* [YOUR TASK] Each entry below should be echoed exactly, with pictures omitted.

* [DATA SUPPLIED]
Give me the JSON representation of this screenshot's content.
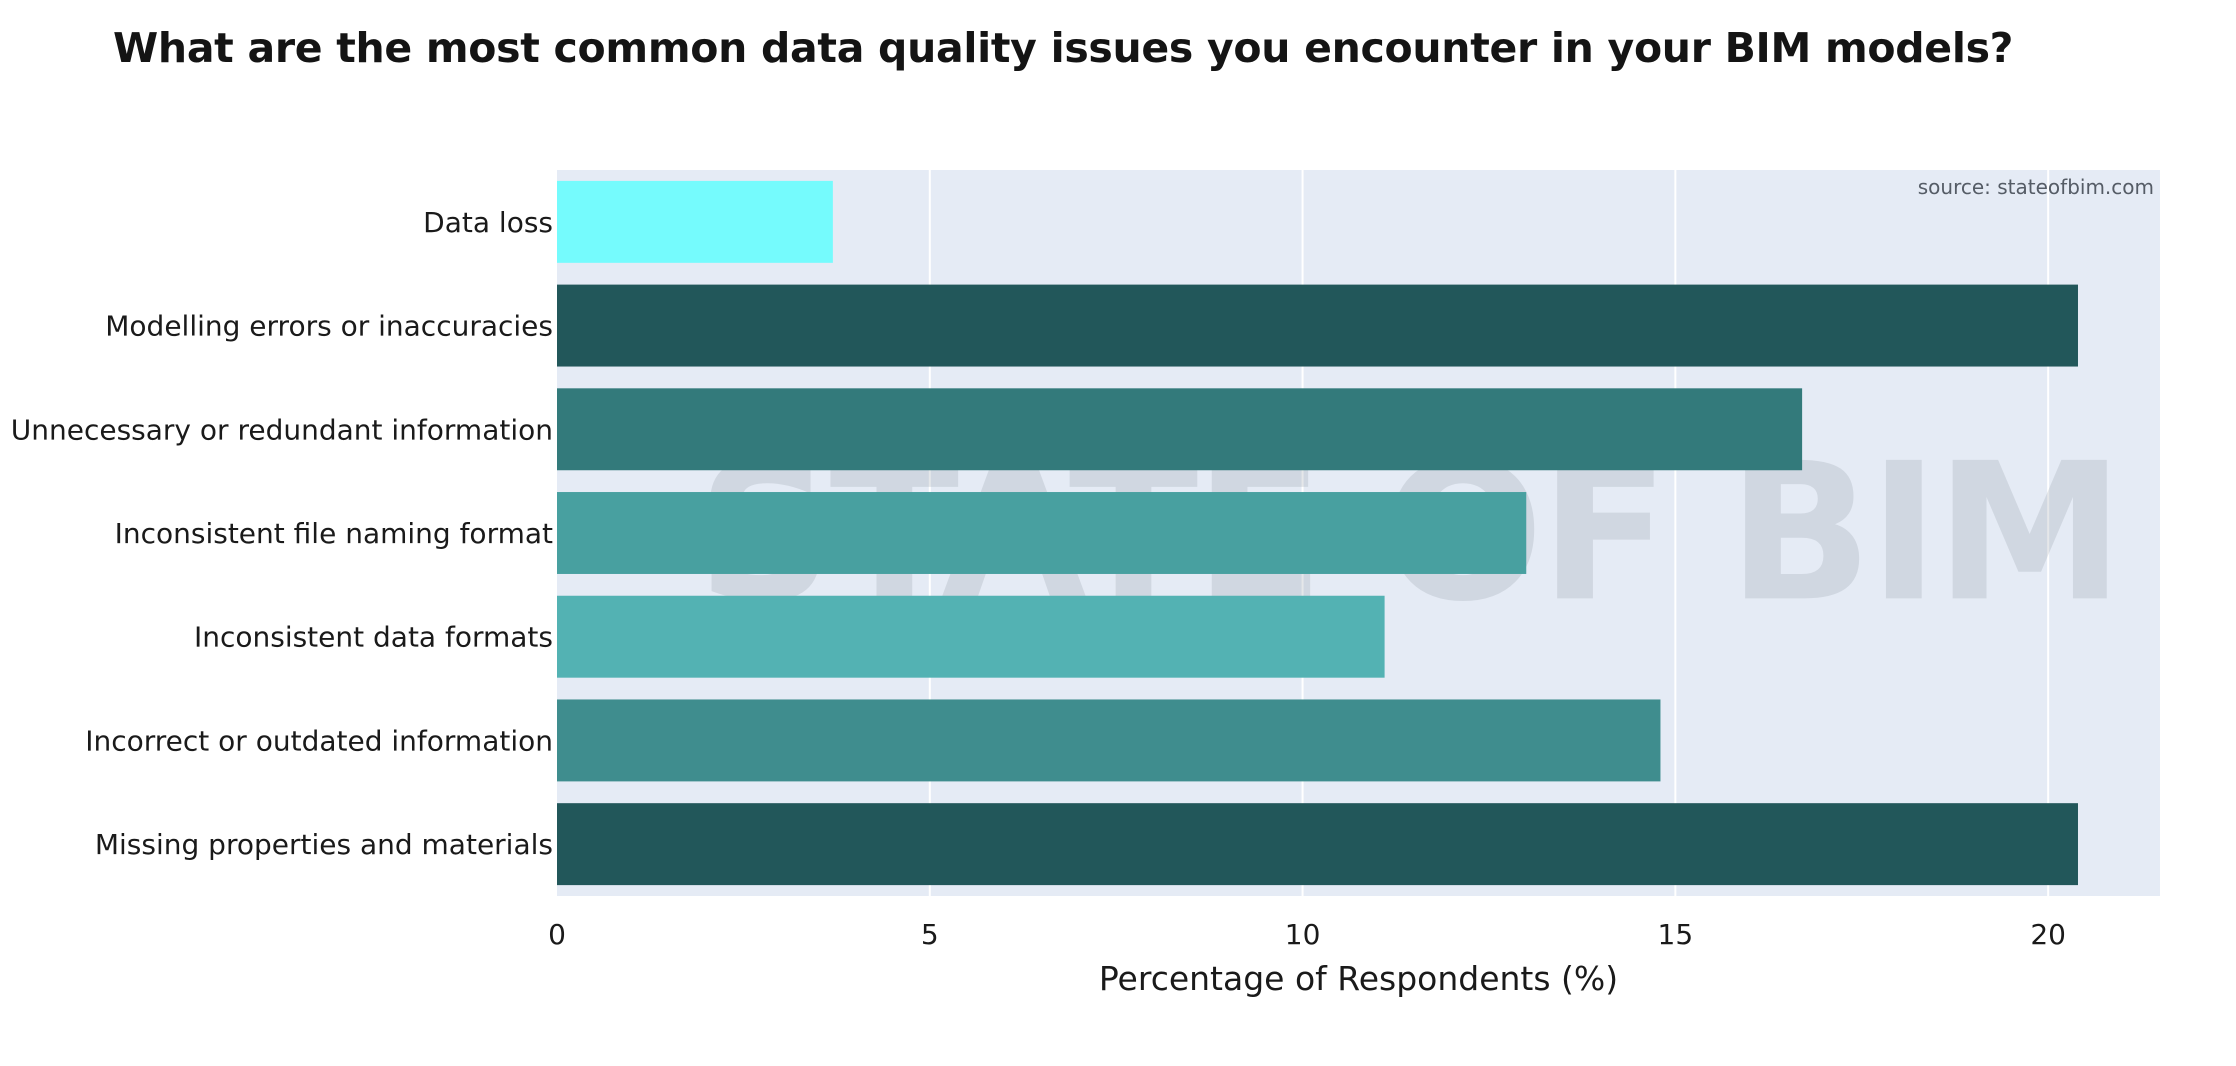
{
  "chart_data": {
    "type": "bar",
    "orientation": "horizontal",
    "title": "What are the most common data quality issues you encounter in your BIM models?",
    "xlabel": "Percentage of Respondents (%)",
    "ylabel": "",
    "xlim": [
      0,
      21.5
    ],
    "xticks": [
      0,
      5,
      10,
      15,
      20
    ],
    "grid": true,
    "categories": [
      "Data loss",
      "Modelling errors or inaccuracies",
      "Unnecessary or redundant information",
      "Inconsistent file naming format",
      "Inconsistent data formats",
      "Incorrect or outdated information",
      "Missing properties and materials"
    ],
    "values": [
      3.7,
      20.4,
      16.7,
      13.0,
      11.1,
      14.8,
      20.4
    ],
    "bar_colors": [
      "#75fbfd",
      "#22575a",
      "#337a7b",
      "#48a0a0",
      "#53b2b3",
      "#3f8d8e",
      "#22575a"
    ],
    "plot_background": "#e5ebf5",
    "annotation": "source: stateofbim.com",
    "watermark": "STATE OF BIM"
  }
}
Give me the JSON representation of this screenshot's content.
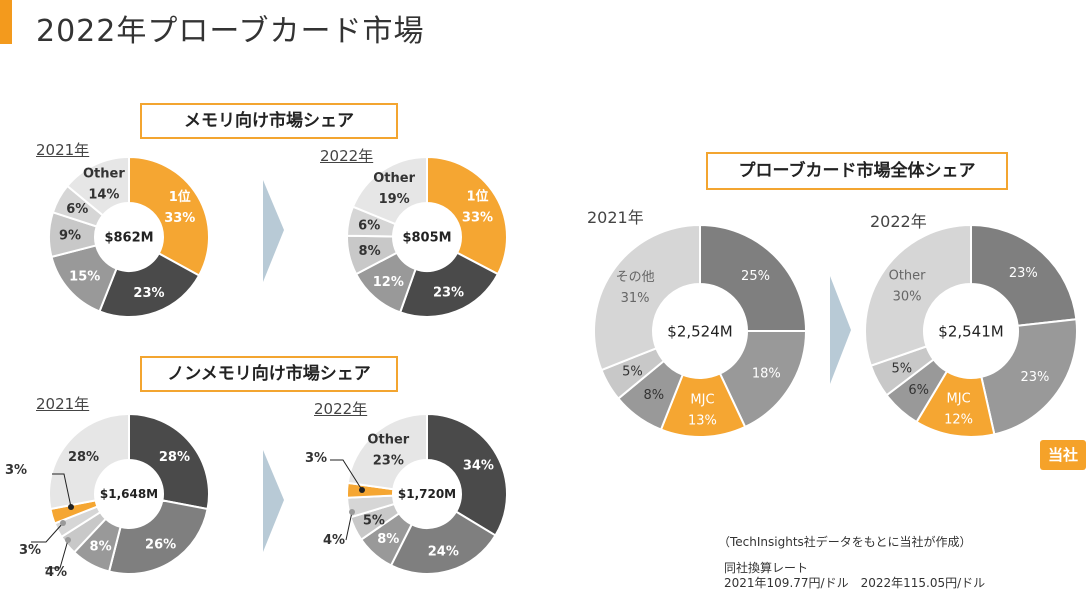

* [ANSWER TO THIS PROBLEM]
Give me the JSON representation of this screenshot's content.
{
  "chart_data": {
    "type": "bar",
    "orientation": "horizontal",
    "title": "What are the most common data quality issues you encounter in your BIM models?",
    "xlabel": "Percentage of Respondents (%)",
    "ylabel": "",
    "xlim": [
      0,
      21.5
    ],
    "xticks": [
      0,
      5,
      10,
      15,
      20
    ],
    "grid": true,
    "categories": [
      "Data loss",
      "Modelling errors or inaccuracies",
      "Unnecessary or redundant information",
      "Inconsistent file naming format",
      "Inconsistent data formats",
      "Incorrect or outdated information",
      "Missing properties and materials"
    ],
    "values": [
      3.7,
      20.4,
      16.7,
      13.0,
      11.1,
      14.8,
      20.4
    ],
    "bar_colors": [
      "#75fbfd",
      "#22575a",
      "#337a7b",
      "#48a0a0",
      "#53b2b3",
      "#3f8d8e",
      "#22575a"
    ],
    "plot_background": "#e5ebf5",
    "annotation": "source: stateofbim.com",
    "watermark": "STATE OF BIM"
  }
}
Give me the JSON representation of this screenshot's content.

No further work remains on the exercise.